Stored records:

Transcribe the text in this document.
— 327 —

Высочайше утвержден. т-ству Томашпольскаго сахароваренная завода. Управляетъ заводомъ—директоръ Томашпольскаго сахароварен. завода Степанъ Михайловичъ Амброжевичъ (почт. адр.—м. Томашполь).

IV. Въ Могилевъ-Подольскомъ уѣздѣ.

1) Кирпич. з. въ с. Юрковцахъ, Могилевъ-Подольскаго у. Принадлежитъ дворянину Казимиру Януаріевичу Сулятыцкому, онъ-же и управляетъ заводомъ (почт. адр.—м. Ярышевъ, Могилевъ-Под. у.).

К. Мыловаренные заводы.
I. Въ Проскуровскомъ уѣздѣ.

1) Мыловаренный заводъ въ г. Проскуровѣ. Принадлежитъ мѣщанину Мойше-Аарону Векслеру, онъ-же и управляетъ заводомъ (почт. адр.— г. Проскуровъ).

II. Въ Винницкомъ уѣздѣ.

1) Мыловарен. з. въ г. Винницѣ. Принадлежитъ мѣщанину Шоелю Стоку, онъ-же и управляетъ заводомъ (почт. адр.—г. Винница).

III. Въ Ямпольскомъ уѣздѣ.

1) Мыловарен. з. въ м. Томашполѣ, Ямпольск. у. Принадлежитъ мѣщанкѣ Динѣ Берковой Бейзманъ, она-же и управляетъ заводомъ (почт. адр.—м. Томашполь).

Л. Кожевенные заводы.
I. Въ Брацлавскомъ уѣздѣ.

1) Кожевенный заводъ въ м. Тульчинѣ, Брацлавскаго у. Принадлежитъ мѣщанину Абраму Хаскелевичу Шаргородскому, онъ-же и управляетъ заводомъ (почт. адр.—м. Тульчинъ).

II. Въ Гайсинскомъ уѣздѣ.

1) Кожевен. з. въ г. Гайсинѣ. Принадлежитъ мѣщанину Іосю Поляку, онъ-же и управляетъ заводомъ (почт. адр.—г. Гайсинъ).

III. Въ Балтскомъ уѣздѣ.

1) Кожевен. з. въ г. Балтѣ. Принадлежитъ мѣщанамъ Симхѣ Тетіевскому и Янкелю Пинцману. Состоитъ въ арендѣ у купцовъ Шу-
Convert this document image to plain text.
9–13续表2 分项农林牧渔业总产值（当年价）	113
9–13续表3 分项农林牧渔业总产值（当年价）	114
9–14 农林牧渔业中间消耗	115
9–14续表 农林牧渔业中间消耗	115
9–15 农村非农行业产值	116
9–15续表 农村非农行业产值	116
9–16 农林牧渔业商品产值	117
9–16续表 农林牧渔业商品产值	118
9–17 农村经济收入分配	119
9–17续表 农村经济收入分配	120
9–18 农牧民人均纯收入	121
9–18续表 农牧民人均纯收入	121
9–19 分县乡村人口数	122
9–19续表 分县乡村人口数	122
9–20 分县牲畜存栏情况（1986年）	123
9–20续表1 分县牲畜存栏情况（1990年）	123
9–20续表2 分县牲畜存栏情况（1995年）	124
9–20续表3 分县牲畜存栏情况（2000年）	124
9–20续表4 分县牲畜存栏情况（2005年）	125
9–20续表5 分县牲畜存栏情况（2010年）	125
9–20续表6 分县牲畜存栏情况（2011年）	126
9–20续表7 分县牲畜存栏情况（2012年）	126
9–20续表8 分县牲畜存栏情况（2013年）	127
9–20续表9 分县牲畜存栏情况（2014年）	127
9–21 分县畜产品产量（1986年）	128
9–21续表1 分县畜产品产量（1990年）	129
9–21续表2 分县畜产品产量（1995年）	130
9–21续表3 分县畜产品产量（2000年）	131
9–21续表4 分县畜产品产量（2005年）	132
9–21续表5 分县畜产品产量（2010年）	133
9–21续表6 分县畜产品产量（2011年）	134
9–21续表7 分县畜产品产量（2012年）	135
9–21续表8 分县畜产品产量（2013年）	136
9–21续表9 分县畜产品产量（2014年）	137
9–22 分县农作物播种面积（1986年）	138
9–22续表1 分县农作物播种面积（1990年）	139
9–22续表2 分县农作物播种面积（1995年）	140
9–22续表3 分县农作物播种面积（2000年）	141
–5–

▶ **PROMPT**: Quote only the lines from the line containing "Convert this document image to plain text." through the end of the listing, please, keeping both the first and the last line.

▶ **FINISHED TASK**:
Convert this document image to plain text.
9–13续表2 分项农林牧渔业总产值（当年价）	113
9–13续表3 分项农林牧渔业总产值（当年价）	114
9–14 农林牧渔业中间消耗	115
9–14续表 农林牧渔业中间消耗	115
9–15 农村非农行业产值	116
9–15续表 农村非农行业产值	116
9–16 农林牧渔业商品产值	117
9–16续表 农林牧渔业商品产值	118
9–17 农村经济收入分配	119
9–17续表 农村经济收入分配	120
9–18 农牧民人均纯收入	121
9–18续表 农牧民人均纯收入	121
9–19 分县乡村人口数	122
9–19续表 分县乡村人口数	122
9–20 分县牲畜存栏情况（1986年）	123
9–20续表1 分县牲畜存栏情况（1990年）	123
9–20续表2 分县牲畜存栏情况（1995年）	124
9–20续表3 分县牲畜存栏情况（2000年）	124
9–20续表4 分县牲畜存栏情况（2005年）	125
9–20续表5 分县牲畜存栏情况（2010年）	125
9–20续表6 分县牲畜存栏情况（2011年）	126
9–20续表7 分县牲畜存栏情况（2012年）	126
9–20续表8 分县牲畜存栏情况（2013年）	127
9–20续表9 分县牲畜存栏情况（2014年）	127
9–21 分县畜产品产量（1986年）	128
9–21续表1 分县畜产品产量（1990年）	129
9–21续表2 分县畜产品产量（1995年）	130
9–21续表3 分县畜产品产量（2000年）	131
9–21续表4 分县畜产品产量（2005年）	132
9–21续表5 分县畜产品产量（2010年）	133
9–21续表6 分县畜产品产量（2011年）	134
9–21续表7 分县畜产品产量（2012年）	135
9–21续表8 分县畜产品产量（2013年）	136
9–21续表9 分县畜产品产量（2014年）	137
9–22 分县农作物播种面积（1986年）	138
9–22续表1 分县农作物播种面积（1990年）	139
9–22续表2 分县农作物播种面积（1995年）	140
9–22续表3 分县农作物播种面积（2000年）	141
–5–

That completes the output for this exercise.